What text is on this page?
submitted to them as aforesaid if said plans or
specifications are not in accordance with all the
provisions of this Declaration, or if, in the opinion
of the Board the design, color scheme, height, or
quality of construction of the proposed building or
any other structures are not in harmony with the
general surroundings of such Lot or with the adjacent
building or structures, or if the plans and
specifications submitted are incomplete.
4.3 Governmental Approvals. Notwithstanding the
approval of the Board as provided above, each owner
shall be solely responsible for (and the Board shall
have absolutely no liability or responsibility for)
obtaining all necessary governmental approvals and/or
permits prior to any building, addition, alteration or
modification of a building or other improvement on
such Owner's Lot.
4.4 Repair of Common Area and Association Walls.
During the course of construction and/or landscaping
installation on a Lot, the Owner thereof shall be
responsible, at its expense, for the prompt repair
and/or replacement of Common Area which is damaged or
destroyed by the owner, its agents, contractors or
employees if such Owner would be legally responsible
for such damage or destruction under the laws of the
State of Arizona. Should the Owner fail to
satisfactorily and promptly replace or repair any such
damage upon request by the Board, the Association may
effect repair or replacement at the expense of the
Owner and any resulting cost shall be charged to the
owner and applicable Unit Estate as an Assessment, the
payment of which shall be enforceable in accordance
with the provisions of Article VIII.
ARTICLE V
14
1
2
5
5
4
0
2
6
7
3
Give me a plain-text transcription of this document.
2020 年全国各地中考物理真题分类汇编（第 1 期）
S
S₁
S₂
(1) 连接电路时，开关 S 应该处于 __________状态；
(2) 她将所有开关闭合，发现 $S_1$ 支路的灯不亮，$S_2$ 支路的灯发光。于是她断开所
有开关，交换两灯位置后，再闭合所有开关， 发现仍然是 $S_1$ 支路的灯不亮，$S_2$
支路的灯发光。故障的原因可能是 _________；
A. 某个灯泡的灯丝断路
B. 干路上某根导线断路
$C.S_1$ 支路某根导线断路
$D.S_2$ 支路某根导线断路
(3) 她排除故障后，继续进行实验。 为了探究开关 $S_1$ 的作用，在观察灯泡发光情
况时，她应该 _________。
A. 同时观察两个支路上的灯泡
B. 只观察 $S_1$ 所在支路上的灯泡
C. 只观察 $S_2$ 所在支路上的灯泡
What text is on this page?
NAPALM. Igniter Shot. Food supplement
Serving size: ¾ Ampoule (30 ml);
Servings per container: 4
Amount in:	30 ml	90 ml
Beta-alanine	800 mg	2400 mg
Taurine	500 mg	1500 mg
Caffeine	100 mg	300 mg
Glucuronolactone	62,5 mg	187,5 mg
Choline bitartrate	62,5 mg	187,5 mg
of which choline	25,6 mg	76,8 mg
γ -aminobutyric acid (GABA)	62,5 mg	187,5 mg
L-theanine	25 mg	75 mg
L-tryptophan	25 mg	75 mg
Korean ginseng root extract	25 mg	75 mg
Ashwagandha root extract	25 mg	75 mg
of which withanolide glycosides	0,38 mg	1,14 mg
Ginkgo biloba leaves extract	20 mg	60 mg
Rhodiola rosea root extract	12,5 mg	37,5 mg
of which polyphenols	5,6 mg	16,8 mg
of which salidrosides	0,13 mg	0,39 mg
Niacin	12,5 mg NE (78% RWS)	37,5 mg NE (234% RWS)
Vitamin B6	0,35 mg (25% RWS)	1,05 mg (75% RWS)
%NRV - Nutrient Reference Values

WHAT TO DO:
Count the lines in the records above that contain the word "construction", and give only that number.

RESPONSE FOR THIS EXERCISE:
2